### WHAT IS ASKED
Give the entries back exactly, dropping each image.

:: INFORMATION PROVIDED

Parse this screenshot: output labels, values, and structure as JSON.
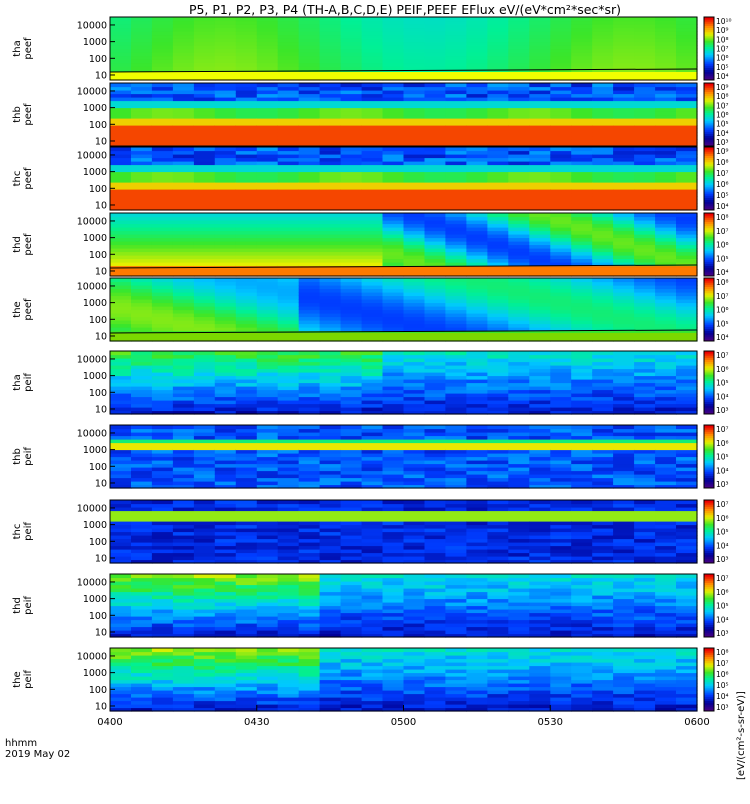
{
  "title": "P5, P1, P2, P3, P4 (TH-A,B,C,D,E) PEIF,PEEF EFlux eV/(eV*cm²*sec*sr)",
  "colorbar_unit": "[eV/(cm²-s-sr-eV)]",
  "time_axis": {
    "label_line1": "hhmm",
    "label_line2": "2019 May 02",
    "ticks": [
      "0400",
      "0430",
      "0500",
      "0530",
      "0600"
    ],
    "range": [
      "0400",
      "0600"
    ]
  },
  "chart_data": [
    {
      "type": "heatmap",
      "probe": "tha",
      "species": "peef",
      "ylabel_line1": "tha",
      "ylabel_line2": "peef",
      "yticks": [
        "10",
        "100",
        "1000",
        "10000"
      ],
      "yrange_eV": [
        5,
        30000
      ],
      "yscale": "log",
      "colorbar_ticks": [
        "10⁴",
        "10⁵",
        "10⁶",
        "10⁷",
        "10⁸",
        "10⁹",
        "10¹⁰"
      ],
      "profile": "electron_green",
      "bottom_band": "yellow"
    },
    {
      "type": "heatmap",
      "probe": "thb",
      "species": "peef",
      "ylabel_line1": "thb",
      "ylabel_line2": "peef",
      "yticks": [
        "10",
        "100",
        "1000",
        "10000"
      ],
      "yrange_eV": [
        5,
        30000
      ],
      "yscale": "log",
      "colorbar_ticks": [
        "10³",
        "10⁴",
        "10⁵",
        "10⁶",
        "10⁷",
        "10⁸",
        "10⁹"
      ],
      "profile": "electron_solar",
      "bottom_band": "none"
    },
    {
      "type": "heatmap",
      "probe": "thc",
      "species": "peef",
      "ylabel_line1": "thc",
      "ylabel_line2": "peef",
      "yticks": [
        "10",
        "100",
        "1000",
        "10000"
      ],
      "yrange_eV": [
        5,
        30000
      ],
      "yscale": "log",
      "colorbar_ticks": [
        "10⁴",
        "10⁵",
        "10⁶",
        "10⁷",
        "10⁸",
        "10⁹"
      ],
      "profile": "electron_solar",
      "bottom_band": "none"
    },
    {
      "type": "heatmap",
      "probe": "thd",
      "species": "peef",
      "ylabel_line1": "thd",
      "ylabel_line2": "peef",
      "yticks": [
        "10",
        "100",
        "1000",
        "10000"
      ],
      "yrange_eV": [
        5,
        30000
      ],
      "yscale": "log",
      "colorbar_ticks": [
        "10⁴",
        "10⁵",
        "10⁶",
        "10⁷",
        "10⁸"
      ],
      "profile": "electron_orange",
      "bottom_band": "orange"
    },
    {
      "type": "heatmap",
      "probe": "the",
      "species": "peef",
      "ylabel_line1": "the",
      "ylabel_line2": "peef",
      "yticks": [
        "10",
        "100",
        "1000",
        "10000"
      ],
      "yrange_eV": [
        5,
        30000
      ],
      "yscale": "log",
      "colorbar_ticks": [
        "10⁴",
        "10⁵",
        "10⁶",
        "10⁷",
        "10⁸"
      ],
      "profile": "electron_blue",
      "bottom_band": "green"
    },
    {
      "type": "heatmap",
      "probe": "tha",
      "species": "peif",
      "ylabel_line1": "tha",
      "ylabel_line2": "peif",
      "yticks": [
        "10",
        "100",
        "1000",
        "10000"
      ],
      "yrange_eV": [
        5,
        30000
      ],
      "yscale": "log",
      "colorbar_ticks": [
        "10³",
        "10⁴",
        "10⁵",
        "10⁶",
        "10⁷"
      ],
      "profile": "ion_a"
    },
    {
      "type": "heatmap",
      "probe": "thb",
      "species": "peif",
      "ylabel_line1": "thb",
      "ylabel_line2": "peif",
      "yticks": [
        "10",
        "100",
        "1000",
        "10000"
      ],
      "yrange_eV": [
        5,
        30000
      ],
      "yscale": "log",
      "colorbar_ticks": [
        "10³",
        "10⁴",
        "10⁵",
        "10⁶",
        "10⁷"
      ],
      "profile": "ion_solar"
    },
    {
      "type": "heatmap",
      "probe": "thc",
      "species": "peif",
      "ylabel_line1": "thc",
      "ylabel_line2": "peif",
      "yticks": [
        "10",
        "100",
        "1000",
        "10000"
      ],
      "yrange_eV": [
        5,
        30000
      ],
      "yscale": "log",
      "colorbar_ticks": [
        "10³",
        "10⁴",
        "10⁵",
        "10⁶",
        "10⁷"
      ],
      "profile": "ion_solar2"
    },
    {
      "type": "heatmap",
      "probe": "thd",
      "species": "peif",
      "ylabel_line1": "thd",
      "ylabel_line2": "peif",
      "yticks": [
        "10",
        "100",
        "1000",
        "10000"
      ],
      "yrange_eV": [
        5,
        30000
      ],
      "yscale": "log",
      "colorbar_ticks": [
        "10³",
        "10⁴",
        "10⁵",
        "10⁶",
        "10⁷"
      ],
      "profile": "ion_b"
    },
    {
      "type": "heatmap",
      "probe": "the",
      "species": "peif",
      "ylabel_line1": "the",
      "ylabel_line2": "peif",
      "yticks": [
        "10",
        "100",
        "1000",
        "10000"
      ],
      "yrange_eV": [
        5,
        30000
      ],
      "yscale": "log",
      "colorbar_ticks": [
        "10³",
        "10⁴",
        "10⁵",
        "10⁶",
        "10⁷",
        "10⁸"
      ],
      "profile": "ion_b"
    }
  ]
}
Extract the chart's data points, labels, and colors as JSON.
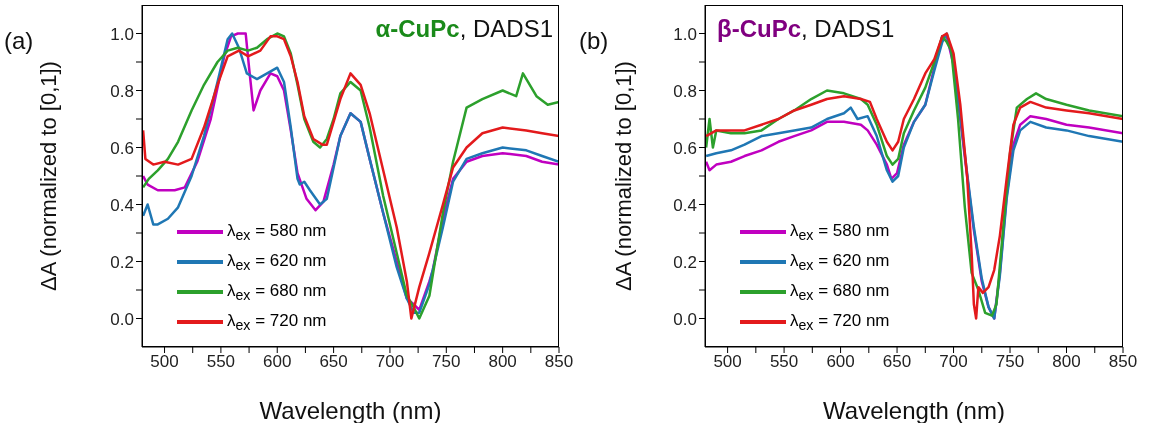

::::

### OUTPUT FOR THIS EXERCISE
Parse this screenshot: output labels, values, and structure as JSON.
{
  "title": "P5, P1, P2, P3, P4 (TH-A,B,C,D,E) PEIF,PEEF EFlux eV/(eV*cm²*sec*sr)",
  "colorbar_unit": "[eV/(cm²-s-sr-eV)]",
  "time_axis": {
    "label_line1": "hhmm",
    "label_line2": "2019 May 02",
    "ticks": [
      "0400",
      "0430",
      "0500",
      "0530",
      "0600"
    ],
    "range": [
      "0400",
      "0600"
    ]
  },
  "chart_data": [
    {
      "type": "heatmap",
      "probe": "tha",
      "species": "peef",
      "ylabel_line1": "tha",
      "ylabel_line2": "peef",
      "yticks": [
        "10",
        "100",
        "1000",
        "10000"
      ],
      "yrange_eV": [
        5,
        30000
      ],
      "yscale": "log",
      "colorbar_ticks": [
        "10⁴",
        "10⁵",
        "10⁶",
        "10⁷",
        "10⁸",
        "10⁹",
        "10¹⁰"
      ],
      "profile": "electron_green",
      "bottom_band": "yellow"
    },
    {
      "type": "heatmap",
      "probe": "thb",
      "species": "peef",
      "ylabel_line1": "thb",
      "ylabel_line2": "peef",
      "yticks": [
        "10",
        "100",
        "1000",
        "10000"
      ],
      "yrange_eV": [
        5,
        30000
      ],
      "yscale": "log",
      "colorbar_ticks": [
        "10³",
        "10⁴",
        "10⁵",
        "10⁶",
        "10⁷",
        "10⁸",
        "10⁹"
      ],
      "profile": "electron_solar",
      "bottom_band": "none"
    },
    {
      "type": "heatmap",
      "probe": "thc",
      "species": "peef",
      "ylabel_line1": "thc",
      "ylabel_line2": "peef",
      "yticks": [
        "10",
        "100",
        "1000",
        "10000"
      ],
      "yrange_eV": [
        5,
        30000
      ],
      "yscale": "log",
      "colorbar_ticks": [
        "10⁴",
        "10⁵",
        "10⁶",
        "10⁷",
        "10⁸",
        "10⁹"
      ],
      "profile": "electron_solar",
      "bottom_band": "none"
    },
    {
      "type": "heatmap",
      "probe": "thd",
      "species": "peef",
      "ylabel_line1": "thd",
      "ylabel_line2": "peef",
      "yticks": [
        "10",
        "100",
        "1000",
        "10000"
      ],
      "yrange_eV": [
        5,
        30000
      ],
      "yscale": "log",
      "colorbar_ticks": [
        "10⁴",
        "10⁵",
        "10⁶",
        "10⁷",
        "10⁸"
      ],
      "profile": "electron_orange",
      "bottom_band": "orange"
    },
    {
      "type": "heatmap",
      "probe": "the",
      "species": "peef",
      "ylabel_line1": "the",
      "ylabel_line2": "peef",
      "yticks": [
        "10",
        "100",
        "1000",
        "10000"
      ],
      "yrange_eV": [
        5,
        30000
      ],
      "yscale": "log",
      "colorbar_ticks": [
        "10⁴",
        "10⁵",
        "10⁶",
        "10⁷",
        "10⁸"
      ],
      "profile": "electron_blue",
      "bottom_band": "green"
    },
    {
      "type": "heatmap",
      "probe": "tha",
      "species": "peif",
      "ylabel_line1": "tha",
      "ylabel_line2": "peif",
      "yticks": [
        "10",
        "100",
        "1000",
        "10000"
      ],
      "yrange_eV": [
        5,
        30000
      ],
      "yscale": "log",
      "colorbar_ticks": [
        "10³",
        "10⁴",
        "10⁵",
        "10⁶",
        "10⁷"
      ],
      "profile": "ion_a"
    },
    {
      "type": "heatmap",
      "probe": "thb",
      "species": "peif",
      "ylabel_line1": "thb",
      "ylabel_line2": "peif",
      "yticks": [
        "10",
        "100",
        "1000",
        "10000"
      ],
      "yrange_eV": [
        5,
        30000
      ],
      "yscale": "log",
      "colorbar_ticks": [
        "10³",
        "10⁴",
        "10⁵",
        "10⁶",
        "10⁷"
      ],
      "profile": "ion_solar"
    },
    {
      "type": "heatmap",
      "probe": "thc",
      "species": "peif",
      "ylabel_line1": "thc",
      "ylabel_line2": "peif",
      "yticks": [
        "10",
        "100",
        "1000",
        "10000"
      ],
      "yrange_eV": [
        5,
        30000
      ],
      "yscale": "log",
      "colorbar_ticks": [
        "10³",
        "10⁴",
        "10⁵",
        "10⁶",
        "10⁷"
      ],
      "profile": "ion_solar2"
    },
    {
      "type": "heatmap",
      "probe": "thd",
      "species": "peif",
      "ylabel_line1": "thd",
      "ylabel_line2": "peif",
      "yticks": [
        "10",
        "100",
        "1000",
        "10000"
      ],
      "yrange_eV": [
        5,
        30000
      ],
      "yscale": "log",
      "colorbar_ticks": [
        "10³",
        "10⁴",
        "10⁵",
        "10⁶",
        "10⁷"
      ],
      "profile": "ion_b"
    },
    {
      "type": "heatmap",
      "probe": "the",
      "species": "peif",
      "ylabel_line1": "the",
      "ylabel_line2": "peif",
      "yticks": [
        "10",
        "100",
        "1000",
        "10000"
      ],
      "yrange_eV": [
        5,
        30000
      ],
      "yscale": "log",
      "colorbar_ticks": [
        "10³",
        "10⁴",
        "10⁵",
        "10⁶",
        "10⁷",
        "10⁸"
      ],
      "profile": "ion_b"
    }
  ]
}
Extract the chart's data points, labels, and colors as JSON.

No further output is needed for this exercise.